The data below must be copied in full and without any change.

* Begin Exercise inputs *

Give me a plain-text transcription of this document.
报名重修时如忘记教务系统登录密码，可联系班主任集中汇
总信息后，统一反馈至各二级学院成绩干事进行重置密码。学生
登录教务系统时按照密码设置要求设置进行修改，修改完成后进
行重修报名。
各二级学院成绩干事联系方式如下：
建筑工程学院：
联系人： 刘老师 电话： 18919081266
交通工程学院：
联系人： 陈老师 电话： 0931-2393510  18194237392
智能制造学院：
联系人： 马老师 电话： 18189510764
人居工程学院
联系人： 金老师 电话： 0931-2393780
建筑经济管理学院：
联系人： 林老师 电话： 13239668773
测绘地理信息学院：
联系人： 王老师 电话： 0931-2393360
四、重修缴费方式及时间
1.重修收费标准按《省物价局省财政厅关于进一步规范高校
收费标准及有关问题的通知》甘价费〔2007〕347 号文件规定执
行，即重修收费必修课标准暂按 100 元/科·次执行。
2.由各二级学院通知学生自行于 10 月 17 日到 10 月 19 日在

* End Exercise inputs *

» Solution:
Give me a plain-text transcription of this document.
报名重修时如忘记教务系统登录密码，可联系班主任集中汇
总信息后，统一反馈至各二级学院成绩干事进行重置密码。学生
登录教务系统时按照密码设置要求设置进行修改，修改完成后进
行重修报名。
各二级学院成绩干事联系方式如下：
建筑工程学院：
联系人： 刘老师 电话： 18919081266
交通工程学院：
联系人： 陈老师 电话： 0931-2393510  18194237392
智能制造学院：
联系人： 马老师 电话： 18189510764
人居工程学院
联系人： 金老师 电话： 0931-2393780
建筑经济管理学院：
联系人： 林老师 电话： 13239668773
测绘地理信息学院：
联系人： 王老师 电话： 0931-2393360
四、重修缴费方式及时间
1.重修收费标准按《省物价局省财政厅关于进一步规范高校
收费标准及有关问题的通知》甘价费〔2007〕347 号文件规定执
行，即重修收费必修课标准暂按 100 元/科·次执行。
2.由各二级学院通知学生自行于 10 月 17 日到 10 月 19 日在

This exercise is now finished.